* Aim
Print the records below word for word, but leave out the pictures.

+++ The data +++

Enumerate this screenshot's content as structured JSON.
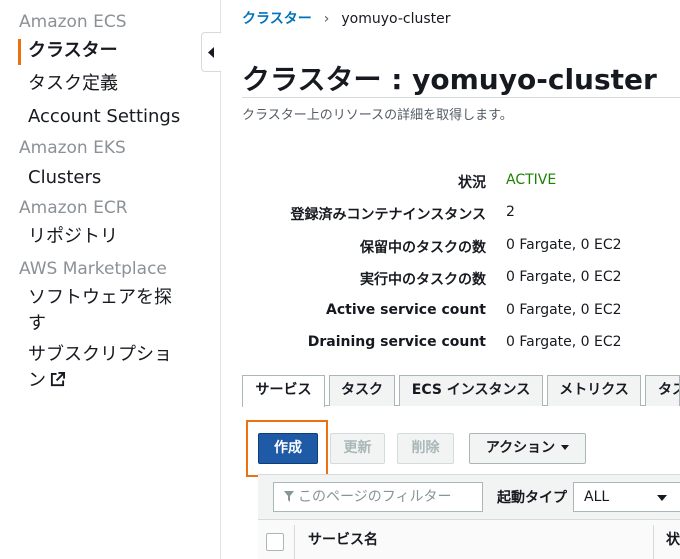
{
  "sidebar": {
    "sections": [
      {
        "title": "Amazon ECS"
      },
      {
        "title": "Amazon EKS"
      },
      {
        "title": "Amazon ECR"
      },
      {
        "title": "AWS Marketplace"
      }
    ],
    "items": {
      "clusters_ecs": "クラスター",
      "task_definitions": "タスク定義",
      "account_settings": "Account Settings",
      "clusters_eks": "Clusters",
      "repositories": "リポジトリ",
      "find_software_1": "ソフトウェアを探",
      "find_software_2": "す",
      "subscriptions_1": "サブスクリプショ",
      "subscriptions_2": "ン"
    }
  },
  "breadcrumb": {
    "parent": "クラスター",
    "separator": "›",
    "current": "yomuyo-cluster"
  },
  "page": {
    "title": "クラスター : yomuyo-cluster",
    "description": "クラスター上のリソースの詳細を取得します。"
  },
  "details": [
    {
      "label": "状況",
      "value": "ACTIVE"
    },
    {
      "label": "登録済みコンテナインスタンス",
      "value": "2"
    },
    {
      "label": "保留中のタスクの数",
      "value": "0 Fargate, 0 EC2"
    },
    {
      "label": "実行中のタスクの数",
      "value": "0 Fargate, 0 EC2"
    },
    {
      "label": "Active service count",
      "value": "0 Fargate, 0 EC2"
    },
    {
      "label": "Draining service count",
      "value": "0 Fargate, 0 EC2"
    }
  ],
  "tabs": [
    "サービス",
    "タスク",
    "ECS インスタンス",
    "メトリクス",
    "タス"
  ],
  "actions": {
    "create": "作成",
    "update": "更新",
    "delete": "削除",
    "actions": "アクション"
  },
  "filter": {
    "placeholder": "このページのフィルター",
    "launch_type_label": "起動タイプ",
    "launch_type_value": "ALL"
  },
  "table": {
    "columns": [
      "サービス名",
      "状"
    ]
  },
  "colors": {
    "accent": "#ec7211",
    "primary_button": "#1f5aa6",
    "link": "#0073bb",
    "status_active": "#1d8102"
  }
}
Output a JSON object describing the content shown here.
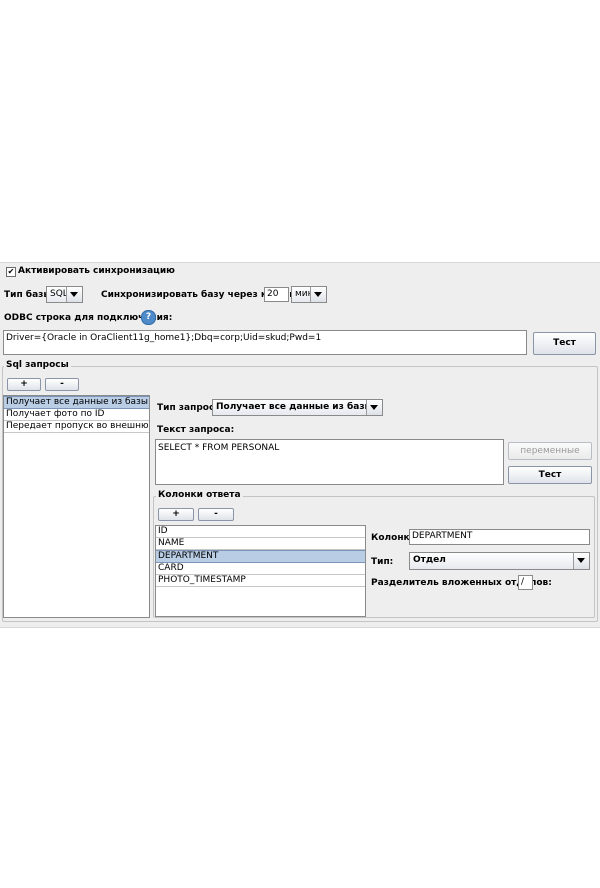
{
  "sync": {
    "activate_label": "Активировать синхронизацию",
    "activate_checked": true,
    "db_type_label": "Тип базы:",
    "db_type_value": "SQL",
    "interval_label": "Синхронизировать базу через каждые",
    "interval_value": "20",
    "interval_unit": "мин",
    "odbc_label": "ODBC строка для подключения:",
    "odbc_value": "Driver={Oracle in OraClient11g_home1};Dbq=corp;Uid=skud;Pwd=1",
    "test_button": "Тест"
  },
  "sql_group": {
    "title": "Sql запросы",
    "add_button": "+",
    "remove_button": "-",
    "queries": [
      {
        "label": "Получает все данные из базы",
        "selected": true
      },
      {
        "label": "Получает фото по ID",
        "selected": false
      },
      {
        "label": "Передает пропуск во внешнюю базу",
        "selected": false
      }
    ],
    "query_type_label": "Тип запроса:",
    "query_type_value": "Получает все данные из базы",
    "query_text_label": "Текст запроса:",
    "query_text_value": "SELECT * FROM PERSONAL",
    "variables_button": "переменные",
    "test_button": "Тест"
  },
  "columns_group": {
    "title": "Колонки ответа",
    "add_button": "+",
    "remove_button": "-",
    "columns": [
      {
        "label": "ID",
        "selected": false
      },
      {
        "label": "NAME",
        "selected": false
      },
      {
        "label": "DEPARTMENT",
        "selected": true
      },
      {
        "label": "CARD",
        "selected": false
      },
      {
        "label": "PHOTO_TIMESTAMP",
        "selected": false
      }
    ],
    "column_label": "Колонка:",
    "column_value": "DEPARTMENT",
    "type_label": "Тип:",
    "type_value": "Отдел",
    "separator_label": "Разделитель вложенных отделов:",
    "separator_value": "/"
  },
  "icons": {
    "help": "help-icon",
    "checkbox": "checkmark-icon",
    "dropdown": "chevron-down-icon"
  }
}
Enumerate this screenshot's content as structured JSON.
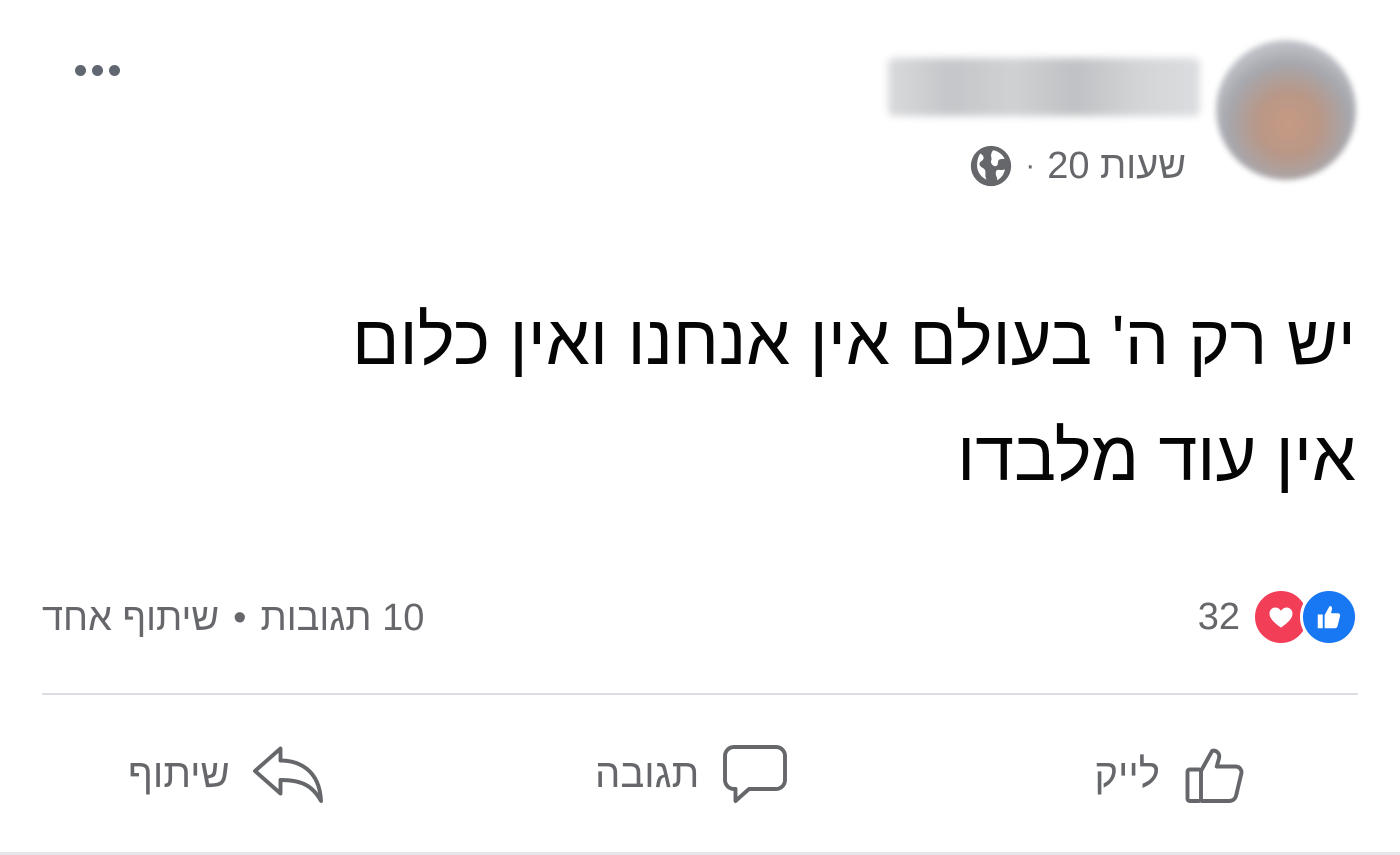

+++

* Output for this exercise
Enumerate this screenshot's content as structured JSON.
{
  "sidebar": {
    "sections": [
      {
        "title": "Amazon ECS"
      },
      {
        "title": "Amazon EKS"
      },
      {
        "title": "Amazon ECR"
      },
      {
        "title": "AWS Marketplace"
      }
    ],
    "items": {
      "clusters_ecs": "クラスター",
      "task_definitions": "タスク定義",
      "account_settings": "Account Settings",
      "clusters_eks": "Clusters",
      "repositories": "リポジトリ",
      "find_software_1": "ソフトウェアを探",
      "find_software_2": "す",
      "subscriptions_1": "サブスクリプショ",
      "subscriptions_2": "ン"
    }
  },
  "breadcrumb": {
    "parent": "クラスター",
    "separator": "›",
    "current": "yomuyo-cluster"
  },
  "page": {
    "title": "クラスター : yomuyo-cluster",
    "description": "クラスター上のリソースの詳細を取得します。"
  },
  "details": [
    {
      "label": "状況",
      "value": "ACTIVE"
    },
    {
      "label": "登録済みコンテナインスタンス",
      "value": "2"
    },
    {
      "label": "保留中のタスクの数",
      "value": "0 Fargate, 0 EC2"
    },
    {
      "label": "実行中のタスクの数",
      "value": "0 Fargate, 0 EC2"
    },
    {
      "label": "Active service count",
      "value": "0 Fargate, 0 EC2"
    },
    {
      "label": "Draining service count",
      "value": "0 Fargate, 0 EC2"
    }
  ],
  "tabs": [
    "サービス",
    "タスク",
    "ECS インスタンス",
    "メトリクス",
    "タス"
  ],
  "actions": {
    "create": "作成",
    "update": "更新",
    "delete": "削除",
    "actions": "アクション"
  },
  "filter": {
    "placeholder": "このページのフィルター",
    "launch_type_label": "起動タイプ",
    "launch_type_value": "ALL"
  },
  "table": {
    "columns": [
      "サービス名",
      "状"
    ]
  },
  "colors": {
    "accent": "#ec7211",
    "primary_button": "#1f5aa6",
    "link": "#0073bb",
    "status_active": "#1d8102"
  }
}
Output a JSON object describing the content shown here.
{
  "sync": {
    "activate_label": "Активировать синхронизацию",
    "activate_checked": true,
    "db_type_label": "Тип базы:",
    "db_type_value": "SQL",
    "interval_label": "Синхронизировать базу через каждые",
    "interval_value": "20",
    "interval_unit": "мин",
    "odbc_label": "ODBC строка для подключения:",
    "odbc_value": "Driver={Oracle in OraClient11g_home1};Dbq=corp;Uid=skud;Pwd=1",
    "test_button": "Тест"
  },
  "sql_group": {
    "title": "Sql запросы",
    "add_button": "+",
    "remove_button": "-",
    "queries": [
      {
        "label": "Получает все данные из базы",
        "selected": true
      },
      {
        "label": "Получает фото по ID",
        "selected": false
      },
      {
        "label": "Передает пропуск во внешнюю базу",
        "selected": false
      }
    ],
    "query_type_label": "Тип запроса:",
    "query_type_value": "Получает все данные из базы",
    "query_text_label": "Текст запроса:",
    "query_text_value": "SELECT * FROM PERSONAL",
    "variables_button": "переменные",
    "test_button": "Тест"
  },
  "columns_group": {
    "title": "Колонки ответа",
    "add_button": "+",
    "remove_button": "-",
    "columns": [
      {
        "label": "ID",
        "selected": false
      },
      {
        "label": "NAME",
        "selected": false
      },
      {
        "label": "DEPARTMENT",
        "selected": true
      },
      {
        "label": "CARD",
        "selected": false
      },
      {
        "label": "PHOTO_TIMESTAMP",
        "selected": false
      }
    ],
    "column_label": "Колонка:",
    "column_value": "DEPARTMENT",
    "type_label": "Тип:",
    "type_value": "Отдел",
    "separator_label": "Разделитель вложенных отделов:",
    "separator_value": "/"
  },
  "icons": {
    "help": "help-icon",
    "checkbox": "checkmark-icon",
    "dropdown": "chevron-down-icon"
  }
}
Enumerate this screenshot's content as structured JSON.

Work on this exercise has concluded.